Work to do:
Write out every entry exactly as it appears.

◇ ◇ ◇ ◇

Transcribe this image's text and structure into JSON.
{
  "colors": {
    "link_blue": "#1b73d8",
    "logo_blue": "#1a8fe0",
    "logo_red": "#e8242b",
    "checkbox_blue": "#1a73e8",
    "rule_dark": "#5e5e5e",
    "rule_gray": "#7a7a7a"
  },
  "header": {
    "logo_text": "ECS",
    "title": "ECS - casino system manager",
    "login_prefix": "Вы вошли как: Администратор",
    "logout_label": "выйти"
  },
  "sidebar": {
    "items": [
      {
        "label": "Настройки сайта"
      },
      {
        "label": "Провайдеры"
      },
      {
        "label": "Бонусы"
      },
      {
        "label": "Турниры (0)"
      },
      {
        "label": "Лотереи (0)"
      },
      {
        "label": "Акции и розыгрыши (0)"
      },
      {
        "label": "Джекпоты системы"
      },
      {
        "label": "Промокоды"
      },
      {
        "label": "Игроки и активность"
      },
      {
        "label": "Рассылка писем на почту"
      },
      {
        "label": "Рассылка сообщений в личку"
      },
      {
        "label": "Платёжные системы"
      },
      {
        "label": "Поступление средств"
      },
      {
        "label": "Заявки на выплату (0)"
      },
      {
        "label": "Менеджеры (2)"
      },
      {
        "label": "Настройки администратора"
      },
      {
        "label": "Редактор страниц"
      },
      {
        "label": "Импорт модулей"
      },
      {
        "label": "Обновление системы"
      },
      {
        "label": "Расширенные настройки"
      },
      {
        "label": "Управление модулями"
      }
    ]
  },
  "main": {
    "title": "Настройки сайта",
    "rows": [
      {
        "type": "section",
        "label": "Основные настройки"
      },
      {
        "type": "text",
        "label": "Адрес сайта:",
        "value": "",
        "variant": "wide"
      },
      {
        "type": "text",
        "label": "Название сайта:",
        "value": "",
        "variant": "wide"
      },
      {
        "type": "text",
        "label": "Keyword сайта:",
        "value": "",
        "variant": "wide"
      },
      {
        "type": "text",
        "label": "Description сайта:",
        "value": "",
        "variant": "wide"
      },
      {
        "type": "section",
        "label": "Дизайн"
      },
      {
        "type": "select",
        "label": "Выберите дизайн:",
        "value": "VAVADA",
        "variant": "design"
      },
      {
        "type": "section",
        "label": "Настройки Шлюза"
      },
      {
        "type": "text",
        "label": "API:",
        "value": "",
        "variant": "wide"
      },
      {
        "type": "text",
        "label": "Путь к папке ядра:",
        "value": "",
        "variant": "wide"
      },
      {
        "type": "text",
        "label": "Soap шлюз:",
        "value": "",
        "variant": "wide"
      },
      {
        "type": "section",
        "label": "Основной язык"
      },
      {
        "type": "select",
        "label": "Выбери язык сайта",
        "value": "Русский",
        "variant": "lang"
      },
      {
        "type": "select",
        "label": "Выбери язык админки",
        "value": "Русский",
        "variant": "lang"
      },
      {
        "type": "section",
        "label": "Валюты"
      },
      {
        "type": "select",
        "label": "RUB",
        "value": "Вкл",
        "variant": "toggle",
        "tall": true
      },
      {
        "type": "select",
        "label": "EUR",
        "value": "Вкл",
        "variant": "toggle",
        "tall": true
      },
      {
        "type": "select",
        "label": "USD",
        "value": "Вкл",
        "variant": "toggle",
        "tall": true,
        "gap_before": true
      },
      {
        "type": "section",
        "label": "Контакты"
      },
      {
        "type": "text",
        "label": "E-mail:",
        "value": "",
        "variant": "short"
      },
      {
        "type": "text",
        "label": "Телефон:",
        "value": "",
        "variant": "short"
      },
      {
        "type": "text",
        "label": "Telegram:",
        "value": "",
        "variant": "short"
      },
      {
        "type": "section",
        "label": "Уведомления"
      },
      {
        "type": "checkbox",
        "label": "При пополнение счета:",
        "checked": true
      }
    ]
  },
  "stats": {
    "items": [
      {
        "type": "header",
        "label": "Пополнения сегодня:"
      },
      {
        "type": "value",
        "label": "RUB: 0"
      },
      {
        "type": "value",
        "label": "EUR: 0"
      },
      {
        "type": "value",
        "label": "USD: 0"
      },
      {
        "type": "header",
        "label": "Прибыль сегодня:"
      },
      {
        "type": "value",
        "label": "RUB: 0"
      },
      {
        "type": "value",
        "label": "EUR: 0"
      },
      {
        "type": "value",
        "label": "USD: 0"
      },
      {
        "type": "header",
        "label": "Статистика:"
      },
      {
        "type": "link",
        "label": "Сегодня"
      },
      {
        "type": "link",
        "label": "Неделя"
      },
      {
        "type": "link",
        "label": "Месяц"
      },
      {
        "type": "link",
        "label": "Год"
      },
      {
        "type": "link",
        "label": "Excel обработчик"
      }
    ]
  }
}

◇ ◇ ◇ ◇

The result:
Transcribe this image's text and structure into JSON.
{
  "colors": {
    "link_blue": "#1b73d8",
    "logo_blue": "#1a8fe0",
    "logo_red": "#e8242b",
    "checkbox_blue": "#1a73e8",
    "rule_dark": "#5e5e5e",
    "rule_gray": "#7a7a7a"
  },
  "header": {
    "logo_text": "ECS",
    "title": "ECS - casino system manager",
    "login_prefix": "Вы вошли как: Администратор",
    "logout_label": "выйти"
  },
  "sidebar": {
    "items": [
      {
        "label": "Настройки сайта"
      },
      {
        "label": "Провайдеры"
      },
      {
        "label": "Бонусы"
      },
      {
        "label": "Турниры (0)"
      },
      {
        "label": "Лотереи (0)"
      },
      {
        "label": "Акции и розыгрыши (0)"
      },
      {
        "label": "Джекпоты системы"
      },
      {
        "label": "Промокоды"
      },
      {
        "label": "Игроки и активность"
      },
      {
        "label": "Рассылка писем на почту"
      },
      {
        "label": "Рассылка сообщений в личку"
      },
      {
        "label": "Платёжные системы"
      },
      {
        "label": "Поступление средств"
      },
      {
        "label": "Заявки на выплату (0)"
      },
      {
        "label": "Менеджеры (2)"
      },
      {
        "label": "Настройки администратора"
      },
      {
        "label": "Редактор страниц"
      },
      {
        "label": "Импорт модулей"
      },
      {
        "label": "Обновление системы"
      },
      {
        "label": "Расширенные настройки"
      },
      {
        "label": "Управление модулями"
      }
    ]
  },
  "main": {
    "title": "Настройки сайта",
    "rows": [
      {
        "type": "section",
        "label": "Основные настройки"
      },
      {
        "type": "text",
        "label": "Адрес сайта:",
        "value": "",
        "variant": "wide"
      },
      {
        "type": "text",
        "label": "Название сайта:",
        "value": "",
        "variant": "wide"
      },
      {
        "type": "text",
        "label": "Keyword сайта:",
        "value": "",
        "variant": "wide"
      },
      {
        "type": "text",
        "label": "Description сайта:",
        "value": "",
        "variant": "wide"
      },
      {
        "type": "section",
        "label": "Дизайн"
      },
      {
        "type": "select",
        "label": "Выберите дизайн:",
        "value": "VAVADA",
        "variant": "design"
      },
      {
        "type": "section",
        "label": "Настройки Шлюза"
      },
      {
        "type": "text",
        "label": "API:",
        "value": "",
        "variant": "wide"
      },
      {
        "type": "text",
        "label": "Путь к папке ядра:",
        "value": "",
        "variant": "wide"
      },
      {
        "type": "text",
        "label": "Soap шлюз:",
        "value": "",
        "variant": "wide"
      },
      {
        "type": "section",
        "label": "Основной язык"
      },
      {
        "type": "select",
        "label": "Выбери язык сайта",
        "value": "Русский",
        "variant": "lang"
      },
      {
        "type": "select",
        "label": "Выбери язык админки",
        "value": "Русский",
        "variant": "lang"
      },
      {
        "type": "section",
        "label": "Валюты"
      },
      {
        "type": "select",
        "label": "RUB",
        "value": "Вкл",
        "variant": "toggle",
        "tall": true
      },
      {
        "type": "select",
        "label": "EUR",
        "value": "Вкл",
        "variant": "toggle",
        "tall": true
      },
      {
        "type": "select",
        "label": "USD",
        "value": "Вкл",
        "variant": "toggle",
        "tall": true,
        "gap_before": true
      },
      {
        "type": "section",
        "label": "Контакты"
      },
      {
        "type": "text",
        "label": "E-mail:",
        "value": "",
        "variant": "short"
      },
      {
        "type": "text",
        "label": "Телефон:",
        "value": "",
        "variant": "short"
      },
      {
        "type": "text",
        "label": "Telegram:",
        "value": "",
        "variant": "short"
      },
      {
        "type": "section",
        "label": "Уведомления"
      },
      {
        "type": "checkbox",
        "label": "При пополнение счета:",
        "checked": true
      }
    ]
  },
  "stats": {
    "items": [
      {
        "type": "header",
        "label": "Пополнения сегодня:"
      },
      {
        "type": "value",
        "label": "RUB: 0"
      },
      {
        "type": "value",
        "label": "EUR: 0"
      },
      {
        "type": "value",
        "label": "USD: 0"
      },
      {
        "type": "header",
        "label": "Прибыль сегодня:"
      },
      {
        "type": "value",
        "label": "RUB: 0"
      },
      {
        "type": "value",
        "label": "EUR: 0"
      },
      {
        "type": "value",
        "label": "USD: 0"
      },
      {
        "type": "header",
        "label": "Статистика:"
      },
      {
        "type": "link",
        "label": "Сегодня"
      },
      {
        "type": "link",
        "label": "Неделя"
      },
      {
        "type": "link",
        "label": "Месяц"
      },
      {
        "type": "link",
        "label": "Год"
      },
      {
        "type": "link",
        "label": "Excel обработчик"
      }
    ]
  }
}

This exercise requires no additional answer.